The psci test performs a series of CPU_ON/CPU_OFF cycles for CPU 1. This is
done by setting the entry point for the CPU_ON call to the physical address
of the C function cpu_psci_cpu_die.
The compiler is well within its rights to use the stack when generating
code for cpu_psci_cpu_die. However, because no stack initialization has
been done, the stack pointer is zero, as set by KVM when creating the VCPU.
This causes a data abort without a change in exception level. The VBAR_EL1
register is also zero (the KVM reset value for VBAR_EL1), the MMU is off,
and we end up trying to fetch instructions from address 0x200.
At this point, a stage 2 instruction abort is generated which is taken to
KVM. KVM interprets this as an instruction fetch from an I/O region, and
injects a prefetch abort into the guest. Prefetch abort is a synchronous
exception, and on guest return the VCPU PC will be set to VBAR_EL1 + 0x200,
which is... 0x200. The VCPU ends up in an infinite loop causing a prefetch
abort while fetching the instruction to service the said abort.
To avoid all of this, lets use the assembly function halt as the CPU_ON
entry address. Also, expand the check to test that we only get
PSCI_RET_SUCCESS exactly once, as we're never offlining the CPU during the
test.
Signed-off-by: Alexandru Elisei <alexandru.elisei@xxxxxxx>
---
arm/psci.c | 14 +++++++++++---
1 file changed, 11 insertions(+), 3 deletions(-)
diff --git a/arm/psci.c b/arm/psci.c
index 5c1accb6cea4..ffc09a2e9858 100644
--- a/arm/psci.c
+++ b/arm/psci.c
@@ -79,13 +79,14 @@ static void cpu_on_secondary_entry(void)
cpumask_set_cpu(cpu, &cpu_on_ready);
while (!cpu_on_start)
cpu_relax();
- cpu_on_ret[cpu] = psci_cpu_on(cpus[1], __pa(cpu_psci_cpu_die));
+ cpu_on_ret[cpu] = psci_cpu_on(cpus[1], __pa(halt));
cpumask_set_cpu(cpu, &cpu_on_done);
}
static bool psci_cpu_on_test(void)
{
bool failed = false;
+ int ret_success = 0;
int cpu;
cpumask_set_cpu(1, &cpu_on_ready);
@@ -104,7 +105,7 @@ static bool psci_cpu_on_test(void)
cpu_on_start = 1;
smp_mb();
- cpu_on_ret[0] = psci_cpu_on(cpus[1], __pa(cpu_psci_cpu_die));
+ cpu_on_ret[0] = psci_cpu_on(cpus[1], __pa(halt));
cpumask_set_cpu(0, &cpu_on_done);
while (!cpumask_full(&cpu_on_done))
@@ -113,12 +114,19 @@ static bool psci_cpu_on_test(void)
for_each_present_cpu(cpu) {
if (cpu == 1)
continue;
- if (cpu_on_ret[cpu] != PSCI_RET_SUCCESS && cpu_on_ret[cpu] != PSCI_RET_ALREADY_ON) {
+ if (cpu_on_ret[cpu] == PSCI_RET_SUCCESS) {
+ ret_success++;
+ } else if (cpu_on_ret[cpu] != PSCI_RET_ALREADY_ON) {
report_info("unexpected cpu_on return value: caller=CPU%d, ret=%d", cpu, cpu_on_ret[cpu]);
failed = true;
}
}
+ if (ret_success != 1) {
+ report_info("got %d CPU_ON success", ret_success);
+ failed = true;
+ }
+
return !failed;
}
--
2.20.1

** Information supplied **
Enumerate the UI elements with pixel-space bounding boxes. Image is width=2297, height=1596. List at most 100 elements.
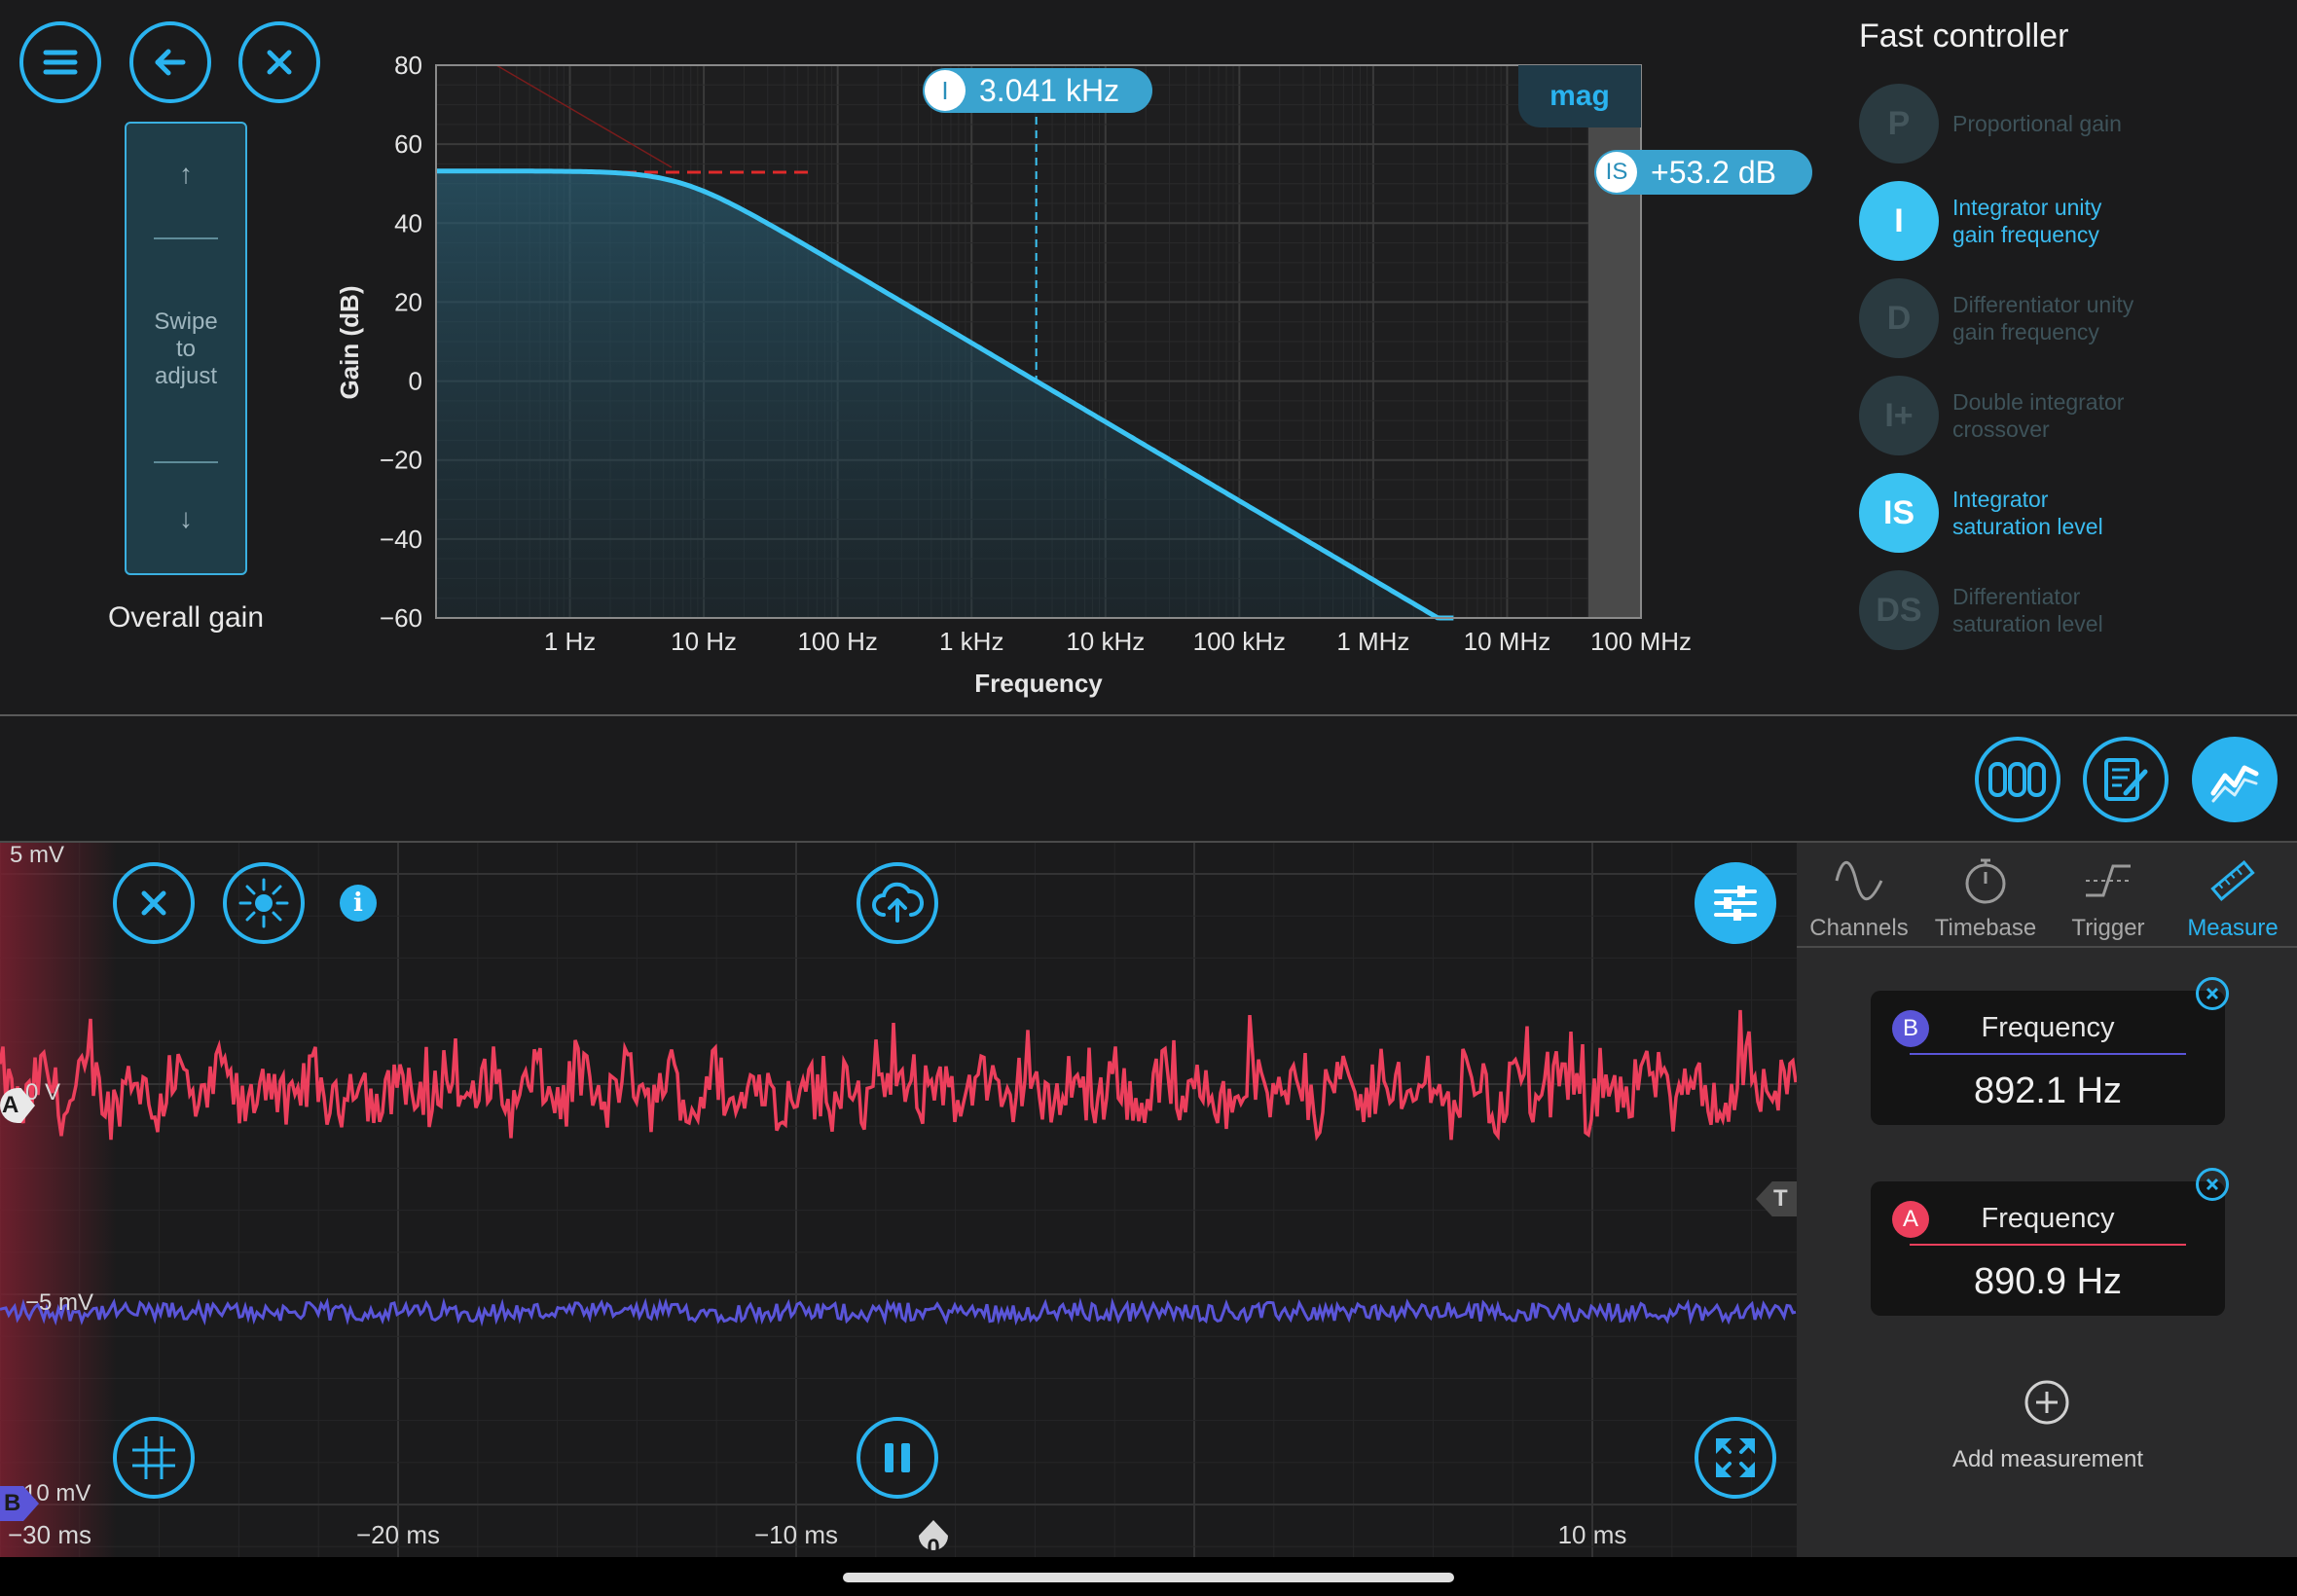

** What to work on **
(a) According to the psci patch, which assembly function is used as the CPU_ON entry address?
(b) Set down the psci patch word for word, starting at "This causes a" and ending at "the said abort.".
(c) Does each statement agree with the psci patch? (i) The VBAR_EL1 register is zero, which is its KVM reset value. (ii) A prefetch abort is an asynchronous exception. (iii) The patch changes two files. Answer yes or no for each, quoting the words of the psci patch that decide it.

** Outputs in order **
(a) The assembly function halt.

(b)
This causes a data abort without a change in exception level. The VBAR_EL1
register is also zero (the KVM reset value for VBAR_EL1), the MMU is off,
and we end up trying to fetch instructions from address 0x200.
At this point, a stage 2 instruction abort is generated which is taken to
KVM. KVM interprets this as an instruction fetch from an I/O region, and
injects a prefetch abort into the guest. Prefetch abort is a synchronous
exception, and on guest return the VCPU PC will be set to VBAR_EL1 + 0x200,
which is... 0x200. The VCPU ends up in an infinite loop causing a prefetch
abort while fetching the instruction to service the said abort.

(c)
(i) Yes: "The VBAR_EL1 register is also zero (the KVM reset value for VBAR_EL1)"
(ii) No: "Prefetch abort is a synchronous exception"
(iii) No: "1 file changed, 11 insertions(+), 3 deletions(-)"